● **Aim of the exercise**
Copy each line that contains the word "color".

● **Stored rows**
::::::::
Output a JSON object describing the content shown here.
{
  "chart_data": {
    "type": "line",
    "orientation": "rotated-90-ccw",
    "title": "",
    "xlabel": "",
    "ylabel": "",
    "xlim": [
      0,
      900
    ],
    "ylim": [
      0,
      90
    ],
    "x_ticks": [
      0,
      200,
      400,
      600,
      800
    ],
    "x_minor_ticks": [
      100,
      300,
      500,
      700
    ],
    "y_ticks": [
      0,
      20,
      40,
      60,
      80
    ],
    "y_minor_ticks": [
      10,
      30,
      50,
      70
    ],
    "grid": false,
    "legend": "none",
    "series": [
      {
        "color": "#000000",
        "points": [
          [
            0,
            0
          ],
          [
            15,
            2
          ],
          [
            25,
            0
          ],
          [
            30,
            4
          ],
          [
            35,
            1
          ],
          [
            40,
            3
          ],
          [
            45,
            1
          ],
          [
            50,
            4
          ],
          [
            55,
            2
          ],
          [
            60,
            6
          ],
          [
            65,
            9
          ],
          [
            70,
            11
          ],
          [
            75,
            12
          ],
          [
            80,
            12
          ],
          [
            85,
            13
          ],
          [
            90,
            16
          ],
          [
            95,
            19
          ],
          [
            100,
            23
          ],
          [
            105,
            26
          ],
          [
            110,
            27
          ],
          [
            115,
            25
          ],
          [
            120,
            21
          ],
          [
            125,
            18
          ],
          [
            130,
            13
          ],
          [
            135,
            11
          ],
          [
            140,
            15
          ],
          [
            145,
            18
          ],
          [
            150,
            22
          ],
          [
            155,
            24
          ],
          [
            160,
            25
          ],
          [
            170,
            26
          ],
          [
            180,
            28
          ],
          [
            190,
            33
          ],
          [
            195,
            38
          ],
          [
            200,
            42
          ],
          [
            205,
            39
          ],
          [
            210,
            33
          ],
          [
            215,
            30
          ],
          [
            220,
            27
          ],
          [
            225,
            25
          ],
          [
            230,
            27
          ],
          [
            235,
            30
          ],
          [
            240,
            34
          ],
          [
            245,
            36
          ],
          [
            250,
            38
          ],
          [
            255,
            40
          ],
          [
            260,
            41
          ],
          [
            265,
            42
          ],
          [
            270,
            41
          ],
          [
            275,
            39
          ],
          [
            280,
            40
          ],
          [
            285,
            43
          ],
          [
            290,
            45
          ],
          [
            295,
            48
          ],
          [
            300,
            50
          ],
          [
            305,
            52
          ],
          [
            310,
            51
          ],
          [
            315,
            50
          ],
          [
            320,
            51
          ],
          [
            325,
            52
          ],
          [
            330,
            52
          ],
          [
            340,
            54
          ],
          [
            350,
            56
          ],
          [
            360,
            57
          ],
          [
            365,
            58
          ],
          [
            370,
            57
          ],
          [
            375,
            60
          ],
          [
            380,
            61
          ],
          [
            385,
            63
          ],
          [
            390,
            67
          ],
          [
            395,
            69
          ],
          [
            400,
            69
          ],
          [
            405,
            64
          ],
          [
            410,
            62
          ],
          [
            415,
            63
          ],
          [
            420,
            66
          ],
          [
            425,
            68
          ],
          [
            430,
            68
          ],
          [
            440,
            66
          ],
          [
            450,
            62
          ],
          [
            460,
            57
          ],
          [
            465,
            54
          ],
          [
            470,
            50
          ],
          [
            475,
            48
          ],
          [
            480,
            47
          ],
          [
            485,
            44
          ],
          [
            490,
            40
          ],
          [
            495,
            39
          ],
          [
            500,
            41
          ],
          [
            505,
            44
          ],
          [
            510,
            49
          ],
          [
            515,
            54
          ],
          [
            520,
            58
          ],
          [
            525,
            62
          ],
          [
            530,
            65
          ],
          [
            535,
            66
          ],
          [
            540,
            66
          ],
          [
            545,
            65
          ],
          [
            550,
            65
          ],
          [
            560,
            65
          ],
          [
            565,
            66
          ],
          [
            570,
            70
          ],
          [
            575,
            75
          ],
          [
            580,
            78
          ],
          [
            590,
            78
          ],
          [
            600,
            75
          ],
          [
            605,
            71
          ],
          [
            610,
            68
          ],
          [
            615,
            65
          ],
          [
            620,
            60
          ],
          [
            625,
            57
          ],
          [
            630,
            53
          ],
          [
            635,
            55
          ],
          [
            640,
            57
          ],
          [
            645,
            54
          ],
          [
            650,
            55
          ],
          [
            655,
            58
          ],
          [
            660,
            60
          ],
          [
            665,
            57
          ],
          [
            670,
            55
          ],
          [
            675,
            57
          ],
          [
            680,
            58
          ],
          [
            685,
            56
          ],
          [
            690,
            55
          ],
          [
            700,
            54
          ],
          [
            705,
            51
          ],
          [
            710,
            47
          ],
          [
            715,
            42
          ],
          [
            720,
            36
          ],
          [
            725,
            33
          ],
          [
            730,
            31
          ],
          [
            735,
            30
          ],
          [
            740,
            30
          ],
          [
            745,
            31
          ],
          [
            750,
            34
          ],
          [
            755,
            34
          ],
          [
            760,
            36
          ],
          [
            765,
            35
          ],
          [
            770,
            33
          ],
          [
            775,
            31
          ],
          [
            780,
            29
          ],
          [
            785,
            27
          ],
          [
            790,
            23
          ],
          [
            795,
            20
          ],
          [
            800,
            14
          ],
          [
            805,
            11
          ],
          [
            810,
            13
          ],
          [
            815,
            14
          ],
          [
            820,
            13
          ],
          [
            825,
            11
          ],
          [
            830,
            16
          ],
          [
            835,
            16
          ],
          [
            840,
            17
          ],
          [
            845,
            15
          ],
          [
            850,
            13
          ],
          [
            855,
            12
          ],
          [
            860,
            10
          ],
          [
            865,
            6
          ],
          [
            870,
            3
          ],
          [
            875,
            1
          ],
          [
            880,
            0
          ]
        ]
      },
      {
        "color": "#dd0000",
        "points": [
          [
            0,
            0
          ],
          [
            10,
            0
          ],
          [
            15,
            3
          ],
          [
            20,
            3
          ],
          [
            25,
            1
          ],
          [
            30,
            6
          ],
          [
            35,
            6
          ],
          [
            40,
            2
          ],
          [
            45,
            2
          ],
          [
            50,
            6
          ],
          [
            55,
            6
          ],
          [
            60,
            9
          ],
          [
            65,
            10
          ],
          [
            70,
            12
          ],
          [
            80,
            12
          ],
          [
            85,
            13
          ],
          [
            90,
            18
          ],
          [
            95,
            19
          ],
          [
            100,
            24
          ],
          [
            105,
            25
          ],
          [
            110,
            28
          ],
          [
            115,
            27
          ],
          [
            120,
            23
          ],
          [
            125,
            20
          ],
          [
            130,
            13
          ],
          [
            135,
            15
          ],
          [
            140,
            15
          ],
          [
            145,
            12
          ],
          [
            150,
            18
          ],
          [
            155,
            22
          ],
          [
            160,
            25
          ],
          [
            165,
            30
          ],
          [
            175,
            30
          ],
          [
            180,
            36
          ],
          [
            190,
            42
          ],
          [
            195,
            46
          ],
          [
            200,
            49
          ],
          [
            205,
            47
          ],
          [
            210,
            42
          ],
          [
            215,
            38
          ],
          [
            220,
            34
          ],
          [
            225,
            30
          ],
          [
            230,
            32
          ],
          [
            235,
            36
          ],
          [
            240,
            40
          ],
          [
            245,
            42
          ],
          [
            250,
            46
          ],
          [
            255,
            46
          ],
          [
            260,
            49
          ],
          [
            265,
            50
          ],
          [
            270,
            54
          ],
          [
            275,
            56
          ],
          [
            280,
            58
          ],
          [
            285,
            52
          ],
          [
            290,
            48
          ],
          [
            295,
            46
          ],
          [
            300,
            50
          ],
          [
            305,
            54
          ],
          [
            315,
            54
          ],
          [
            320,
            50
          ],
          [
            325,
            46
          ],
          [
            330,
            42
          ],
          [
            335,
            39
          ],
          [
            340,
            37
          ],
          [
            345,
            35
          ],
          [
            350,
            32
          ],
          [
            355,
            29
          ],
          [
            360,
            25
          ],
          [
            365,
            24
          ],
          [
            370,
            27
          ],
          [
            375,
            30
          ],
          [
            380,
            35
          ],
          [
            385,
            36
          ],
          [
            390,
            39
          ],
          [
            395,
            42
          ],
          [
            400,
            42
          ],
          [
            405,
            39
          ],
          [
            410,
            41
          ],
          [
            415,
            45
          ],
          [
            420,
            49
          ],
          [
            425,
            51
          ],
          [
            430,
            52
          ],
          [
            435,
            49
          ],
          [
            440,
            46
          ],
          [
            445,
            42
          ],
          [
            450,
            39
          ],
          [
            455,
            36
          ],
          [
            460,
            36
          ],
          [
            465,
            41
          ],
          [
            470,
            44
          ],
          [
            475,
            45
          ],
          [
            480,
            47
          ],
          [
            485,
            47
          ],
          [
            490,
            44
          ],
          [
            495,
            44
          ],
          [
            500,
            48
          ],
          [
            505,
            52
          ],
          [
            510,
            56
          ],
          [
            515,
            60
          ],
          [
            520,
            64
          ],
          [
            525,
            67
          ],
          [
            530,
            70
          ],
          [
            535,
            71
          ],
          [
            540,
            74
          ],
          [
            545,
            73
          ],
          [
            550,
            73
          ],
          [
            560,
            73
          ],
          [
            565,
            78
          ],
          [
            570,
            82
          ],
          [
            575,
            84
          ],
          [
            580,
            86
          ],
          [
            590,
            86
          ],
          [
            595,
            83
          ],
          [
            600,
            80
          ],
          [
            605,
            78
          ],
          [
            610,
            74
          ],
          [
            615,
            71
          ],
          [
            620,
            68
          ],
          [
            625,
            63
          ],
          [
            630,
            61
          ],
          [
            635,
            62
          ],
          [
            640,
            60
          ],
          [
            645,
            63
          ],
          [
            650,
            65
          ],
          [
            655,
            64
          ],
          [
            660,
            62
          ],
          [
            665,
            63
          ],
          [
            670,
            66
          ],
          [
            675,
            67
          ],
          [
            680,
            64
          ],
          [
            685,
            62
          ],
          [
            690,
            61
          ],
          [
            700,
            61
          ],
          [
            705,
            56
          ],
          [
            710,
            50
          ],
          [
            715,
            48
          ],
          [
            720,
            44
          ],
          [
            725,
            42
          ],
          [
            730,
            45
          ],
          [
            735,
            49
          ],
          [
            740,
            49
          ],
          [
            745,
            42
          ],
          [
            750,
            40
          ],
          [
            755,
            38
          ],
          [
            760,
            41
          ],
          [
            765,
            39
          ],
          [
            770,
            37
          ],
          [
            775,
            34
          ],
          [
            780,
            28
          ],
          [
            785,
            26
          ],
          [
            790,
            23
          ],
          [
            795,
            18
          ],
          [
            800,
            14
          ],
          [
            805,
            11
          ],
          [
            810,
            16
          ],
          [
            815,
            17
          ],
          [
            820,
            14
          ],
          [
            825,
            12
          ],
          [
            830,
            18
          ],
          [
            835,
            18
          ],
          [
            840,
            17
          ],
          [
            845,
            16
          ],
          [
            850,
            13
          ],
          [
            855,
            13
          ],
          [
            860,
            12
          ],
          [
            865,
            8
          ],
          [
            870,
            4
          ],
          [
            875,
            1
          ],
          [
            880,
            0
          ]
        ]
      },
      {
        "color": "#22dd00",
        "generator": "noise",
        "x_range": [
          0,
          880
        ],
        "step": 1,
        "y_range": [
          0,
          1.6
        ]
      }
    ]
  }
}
::::::::
● **Final answer**
        "color": "#000000",
        "color": "#dd0000",
        "color": "#22dd00",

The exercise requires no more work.